BEGIN MATERIAL PROVIDED

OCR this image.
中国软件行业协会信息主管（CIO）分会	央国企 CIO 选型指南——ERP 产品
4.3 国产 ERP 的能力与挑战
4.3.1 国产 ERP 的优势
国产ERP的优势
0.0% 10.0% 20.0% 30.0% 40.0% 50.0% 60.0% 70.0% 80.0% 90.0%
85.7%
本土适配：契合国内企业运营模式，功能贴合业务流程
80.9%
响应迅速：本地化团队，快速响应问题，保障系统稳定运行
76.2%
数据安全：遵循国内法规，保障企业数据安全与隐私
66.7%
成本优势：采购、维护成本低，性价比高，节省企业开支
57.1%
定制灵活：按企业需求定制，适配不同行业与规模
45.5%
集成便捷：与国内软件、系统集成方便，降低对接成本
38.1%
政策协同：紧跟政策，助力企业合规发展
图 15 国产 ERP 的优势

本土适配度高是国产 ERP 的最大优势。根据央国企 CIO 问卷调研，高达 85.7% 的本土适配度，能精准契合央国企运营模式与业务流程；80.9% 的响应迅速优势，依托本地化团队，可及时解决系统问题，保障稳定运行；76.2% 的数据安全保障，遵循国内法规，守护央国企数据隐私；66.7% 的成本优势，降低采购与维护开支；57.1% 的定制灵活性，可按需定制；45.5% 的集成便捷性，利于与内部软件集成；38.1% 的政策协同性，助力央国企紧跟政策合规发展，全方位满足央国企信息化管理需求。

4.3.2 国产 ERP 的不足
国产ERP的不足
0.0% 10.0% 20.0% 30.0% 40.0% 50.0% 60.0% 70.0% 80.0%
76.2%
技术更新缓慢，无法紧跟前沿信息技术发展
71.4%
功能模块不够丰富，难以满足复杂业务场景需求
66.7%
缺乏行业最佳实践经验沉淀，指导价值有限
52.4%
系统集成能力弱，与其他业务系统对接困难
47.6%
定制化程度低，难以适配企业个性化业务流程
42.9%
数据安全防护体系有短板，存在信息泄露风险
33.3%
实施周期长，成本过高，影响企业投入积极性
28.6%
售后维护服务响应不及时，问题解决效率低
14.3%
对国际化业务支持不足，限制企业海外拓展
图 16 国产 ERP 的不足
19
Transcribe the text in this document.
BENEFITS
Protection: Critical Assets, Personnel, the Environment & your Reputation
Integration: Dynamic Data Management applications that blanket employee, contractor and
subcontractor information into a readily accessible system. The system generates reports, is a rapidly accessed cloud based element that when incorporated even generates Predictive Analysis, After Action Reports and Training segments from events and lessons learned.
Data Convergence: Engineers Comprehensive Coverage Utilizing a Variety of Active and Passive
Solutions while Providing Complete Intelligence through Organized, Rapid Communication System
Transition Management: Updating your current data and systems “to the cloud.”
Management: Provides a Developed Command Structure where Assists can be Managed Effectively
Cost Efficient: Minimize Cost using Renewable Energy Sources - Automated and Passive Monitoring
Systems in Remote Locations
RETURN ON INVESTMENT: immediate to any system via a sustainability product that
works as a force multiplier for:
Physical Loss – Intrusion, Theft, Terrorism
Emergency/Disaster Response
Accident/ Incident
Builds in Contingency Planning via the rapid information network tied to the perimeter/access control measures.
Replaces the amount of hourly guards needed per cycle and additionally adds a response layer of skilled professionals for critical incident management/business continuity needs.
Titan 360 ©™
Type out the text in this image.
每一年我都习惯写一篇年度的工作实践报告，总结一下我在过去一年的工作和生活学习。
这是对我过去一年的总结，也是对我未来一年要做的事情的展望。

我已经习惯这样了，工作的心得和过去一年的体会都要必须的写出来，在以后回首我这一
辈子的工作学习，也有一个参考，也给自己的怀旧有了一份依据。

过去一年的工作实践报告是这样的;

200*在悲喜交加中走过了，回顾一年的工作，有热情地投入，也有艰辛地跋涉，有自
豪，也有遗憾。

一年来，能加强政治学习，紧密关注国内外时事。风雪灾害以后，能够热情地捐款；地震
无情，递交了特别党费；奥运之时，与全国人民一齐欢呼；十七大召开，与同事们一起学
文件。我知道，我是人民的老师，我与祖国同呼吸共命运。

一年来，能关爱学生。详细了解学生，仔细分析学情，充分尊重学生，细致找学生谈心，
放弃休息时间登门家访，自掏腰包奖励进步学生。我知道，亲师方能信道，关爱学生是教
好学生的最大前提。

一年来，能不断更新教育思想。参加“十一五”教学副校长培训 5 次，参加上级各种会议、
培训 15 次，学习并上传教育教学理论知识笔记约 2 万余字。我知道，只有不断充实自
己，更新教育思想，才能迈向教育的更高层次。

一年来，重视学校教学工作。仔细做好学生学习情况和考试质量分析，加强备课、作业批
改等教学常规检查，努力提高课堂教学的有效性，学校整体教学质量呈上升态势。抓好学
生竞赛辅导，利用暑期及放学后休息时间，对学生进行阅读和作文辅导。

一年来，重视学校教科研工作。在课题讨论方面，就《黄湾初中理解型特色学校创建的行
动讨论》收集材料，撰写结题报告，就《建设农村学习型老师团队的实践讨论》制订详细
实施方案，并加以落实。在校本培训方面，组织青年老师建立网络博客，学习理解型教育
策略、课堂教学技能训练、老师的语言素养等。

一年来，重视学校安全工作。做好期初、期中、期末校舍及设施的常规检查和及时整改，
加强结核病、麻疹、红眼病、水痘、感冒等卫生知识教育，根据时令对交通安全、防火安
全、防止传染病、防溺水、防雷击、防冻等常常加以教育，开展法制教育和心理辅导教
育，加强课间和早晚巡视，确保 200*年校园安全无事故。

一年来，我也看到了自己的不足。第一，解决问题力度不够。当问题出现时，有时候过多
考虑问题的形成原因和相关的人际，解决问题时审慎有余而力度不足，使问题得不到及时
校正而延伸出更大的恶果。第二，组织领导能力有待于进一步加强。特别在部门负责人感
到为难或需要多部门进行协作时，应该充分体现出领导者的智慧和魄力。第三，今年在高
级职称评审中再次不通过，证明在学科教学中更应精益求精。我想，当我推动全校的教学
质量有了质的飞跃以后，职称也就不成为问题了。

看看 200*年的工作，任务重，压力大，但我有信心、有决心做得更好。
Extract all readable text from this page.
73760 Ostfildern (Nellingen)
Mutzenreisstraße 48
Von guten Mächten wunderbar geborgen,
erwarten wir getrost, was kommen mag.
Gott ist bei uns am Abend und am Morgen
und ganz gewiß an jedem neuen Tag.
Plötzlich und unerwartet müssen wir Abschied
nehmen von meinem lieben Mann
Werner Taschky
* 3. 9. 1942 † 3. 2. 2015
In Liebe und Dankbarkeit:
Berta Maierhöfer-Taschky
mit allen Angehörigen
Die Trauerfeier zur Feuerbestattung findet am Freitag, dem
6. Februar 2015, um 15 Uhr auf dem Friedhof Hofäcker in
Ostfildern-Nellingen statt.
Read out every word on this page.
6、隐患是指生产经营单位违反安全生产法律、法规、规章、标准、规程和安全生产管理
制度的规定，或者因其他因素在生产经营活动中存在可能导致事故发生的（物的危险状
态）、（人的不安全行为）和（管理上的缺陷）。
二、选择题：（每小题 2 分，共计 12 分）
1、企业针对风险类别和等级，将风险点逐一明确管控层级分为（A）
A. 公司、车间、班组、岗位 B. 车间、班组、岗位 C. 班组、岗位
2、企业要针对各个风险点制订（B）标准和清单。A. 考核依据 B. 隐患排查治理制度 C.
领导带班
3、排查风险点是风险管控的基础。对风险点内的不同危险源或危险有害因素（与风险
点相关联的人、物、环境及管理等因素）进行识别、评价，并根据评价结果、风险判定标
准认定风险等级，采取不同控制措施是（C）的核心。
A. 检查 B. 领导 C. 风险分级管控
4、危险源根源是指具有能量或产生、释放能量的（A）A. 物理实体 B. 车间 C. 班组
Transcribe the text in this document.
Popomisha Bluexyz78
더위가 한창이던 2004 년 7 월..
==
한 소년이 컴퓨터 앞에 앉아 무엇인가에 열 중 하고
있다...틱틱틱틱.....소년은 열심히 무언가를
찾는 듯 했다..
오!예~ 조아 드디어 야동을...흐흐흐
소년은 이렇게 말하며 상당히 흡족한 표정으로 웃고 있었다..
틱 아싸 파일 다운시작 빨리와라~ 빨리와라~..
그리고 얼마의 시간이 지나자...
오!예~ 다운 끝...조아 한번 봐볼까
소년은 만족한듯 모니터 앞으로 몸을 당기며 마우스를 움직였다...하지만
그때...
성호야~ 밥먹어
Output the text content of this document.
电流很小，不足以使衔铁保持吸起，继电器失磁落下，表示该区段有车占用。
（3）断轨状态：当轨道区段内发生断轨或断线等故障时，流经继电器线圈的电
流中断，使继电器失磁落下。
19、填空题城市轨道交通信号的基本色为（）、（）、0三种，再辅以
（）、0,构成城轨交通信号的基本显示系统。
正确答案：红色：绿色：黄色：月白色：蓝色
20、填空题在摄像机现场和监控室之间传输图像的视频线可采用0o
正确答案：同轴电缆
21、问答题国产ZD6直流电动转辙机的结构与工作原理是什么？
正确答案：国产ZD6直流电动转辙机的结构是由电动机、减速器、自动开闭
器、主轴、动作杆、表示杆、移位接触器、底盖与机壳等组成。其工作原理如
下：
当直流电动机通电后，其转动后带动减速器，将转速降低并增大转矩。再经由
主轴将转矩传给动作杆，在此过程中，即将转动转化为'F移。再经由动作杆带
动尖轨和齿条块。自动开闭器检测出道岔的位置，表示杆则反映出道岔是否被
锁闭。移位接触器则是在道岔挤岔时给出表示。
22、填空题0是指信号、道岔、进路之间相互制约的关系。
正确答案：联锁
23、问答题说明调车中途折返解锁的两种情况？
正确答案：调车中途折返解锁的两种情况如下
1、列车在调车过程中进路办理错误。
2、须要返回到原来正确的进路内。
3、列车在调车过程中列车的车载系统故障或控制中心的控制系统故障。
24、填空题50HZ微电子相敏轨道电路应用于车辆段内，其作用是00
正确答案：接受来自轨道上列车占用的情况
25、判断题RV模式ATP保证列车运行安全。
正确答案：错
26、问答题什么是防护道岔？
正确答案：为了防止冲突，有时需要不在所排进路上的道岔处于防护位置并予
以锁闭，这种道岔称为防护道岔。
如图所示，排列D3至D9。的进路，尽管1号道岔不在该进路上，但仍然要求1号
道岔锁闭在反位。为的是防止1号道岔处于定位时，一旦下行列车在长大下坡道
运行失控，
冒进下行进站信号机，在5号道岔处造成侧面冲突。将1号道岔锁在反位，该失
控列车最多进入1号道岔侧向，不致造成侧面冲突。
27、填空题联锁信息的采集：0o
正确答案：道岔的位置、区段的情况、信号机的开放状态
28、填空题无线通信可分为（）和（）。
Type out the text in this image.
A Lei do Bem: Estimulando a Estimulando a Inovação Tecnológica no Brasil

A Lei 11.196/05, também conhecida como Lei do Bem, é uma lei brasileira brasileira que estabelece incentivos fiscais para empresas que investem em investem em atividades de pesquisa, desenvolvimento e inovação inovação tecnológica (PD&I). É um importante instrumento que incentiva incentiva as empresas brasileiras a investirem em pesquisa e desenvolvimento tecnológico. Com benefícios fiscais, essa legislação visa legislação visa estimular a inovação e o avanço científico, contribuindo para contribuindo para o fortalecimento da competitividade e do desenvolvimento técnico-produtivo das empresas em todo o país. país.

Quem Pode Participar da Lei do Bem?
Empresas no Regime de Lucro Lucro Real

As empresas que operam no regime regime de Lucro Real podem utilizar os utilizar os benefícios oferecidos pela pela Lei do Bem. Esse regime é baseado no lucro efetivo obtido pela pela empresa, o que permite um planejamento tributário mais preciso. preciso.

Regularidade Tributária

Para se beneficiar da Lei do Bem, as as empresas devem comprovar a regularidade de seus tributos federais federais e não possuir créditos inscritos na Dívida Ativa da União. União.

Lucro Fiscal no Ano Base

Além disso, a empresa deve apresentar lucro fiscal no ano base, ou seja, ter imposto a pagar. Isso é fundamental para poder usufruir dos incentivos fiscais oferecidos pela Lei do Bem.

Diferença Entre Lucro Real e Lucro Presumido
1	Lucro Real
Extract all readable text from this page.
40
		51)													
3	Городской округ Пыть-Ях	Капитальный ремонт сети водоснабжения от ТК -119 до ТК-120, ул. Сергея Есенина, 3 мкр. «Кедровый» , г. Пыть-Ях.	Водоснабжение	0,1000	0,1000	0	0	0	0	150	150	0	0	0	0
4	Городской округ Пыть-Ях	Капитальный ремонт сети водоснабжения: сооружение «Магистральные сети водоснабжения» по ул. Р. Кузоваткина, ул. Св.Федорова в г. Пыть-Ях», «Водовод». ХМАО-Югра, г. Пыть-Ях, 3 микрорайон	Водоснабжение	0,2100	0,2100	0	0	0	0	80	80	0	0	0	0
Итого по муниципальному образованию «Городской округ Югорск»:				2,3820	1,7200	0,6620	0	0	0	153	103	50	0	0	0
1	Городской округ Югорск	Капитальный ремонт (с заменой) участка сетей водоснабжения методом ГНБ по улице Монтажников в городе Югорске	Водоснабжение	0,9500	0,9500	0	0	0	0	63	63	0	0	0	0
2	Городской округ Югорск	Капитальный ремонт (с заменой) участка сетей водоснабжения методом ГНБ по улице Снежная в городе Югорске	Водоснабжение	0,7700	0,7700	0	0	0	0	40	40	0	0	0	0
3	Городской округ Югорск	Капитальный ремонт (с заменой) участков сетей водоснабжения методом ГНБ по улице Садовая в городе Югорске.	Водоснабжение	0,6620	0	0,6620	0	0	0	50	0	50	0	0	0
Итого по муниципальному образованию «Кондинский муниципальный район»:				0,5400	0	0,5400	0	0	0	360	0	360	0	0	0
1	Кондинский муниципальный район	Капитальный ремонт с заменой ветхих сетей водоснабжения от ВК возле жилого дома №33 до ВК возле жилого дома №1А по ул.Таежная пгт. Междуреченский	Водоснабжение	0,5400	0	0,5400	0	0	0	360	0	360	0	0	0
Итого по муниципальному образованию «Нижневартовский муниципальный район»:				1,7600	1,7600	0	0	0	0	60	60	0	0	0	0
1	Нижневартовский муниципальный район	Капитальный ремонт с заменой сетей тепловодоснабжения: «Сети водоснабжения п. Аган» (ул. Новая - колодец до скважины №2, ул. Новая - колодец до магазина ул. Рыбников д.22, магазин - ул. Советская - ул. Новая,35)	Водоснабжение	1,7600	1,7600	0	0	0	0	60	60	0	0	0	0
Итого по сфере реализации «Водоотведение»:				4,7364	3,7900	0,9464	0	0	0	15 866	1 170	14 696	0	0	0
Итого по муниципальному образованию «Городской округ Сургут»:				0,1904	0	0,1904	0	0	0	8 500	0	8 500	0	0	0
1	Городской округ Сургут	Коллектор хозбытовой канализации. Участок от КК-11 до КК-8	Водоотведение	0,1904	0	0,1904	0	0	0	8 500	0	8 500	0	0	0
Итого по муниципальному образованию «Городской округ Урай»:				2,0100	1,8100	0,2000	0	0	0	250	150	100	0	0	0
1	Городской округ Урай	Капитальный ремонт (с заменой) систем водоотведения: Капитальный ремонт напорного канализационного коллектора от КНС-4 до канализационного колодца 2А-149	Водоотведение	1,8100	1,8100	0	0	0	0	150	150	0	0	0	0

END MATERIAL PROVIDED

> TASK REQUIREMENTS
All lines in the data that contain the word "oferecidos" should be copied.

> WRITTEN ANSWER
As empresas que operam no regime regime de Lucro Real podem utilizar os utilizar os benefícios oferecidos pela pela Lei do Bem. Esse regime é baseado no lucro efetivo obtido pela pela empresa, o que permite um planejamento tributário mais preciso. preciso.
Além disso, a empresa deve apresentar lucro fiscal no ano base, ou seja, ter imposto a pagar. Isso é fundamental para poder usufruir dos incentivos fiscais oferecidos pela Lei do Bem.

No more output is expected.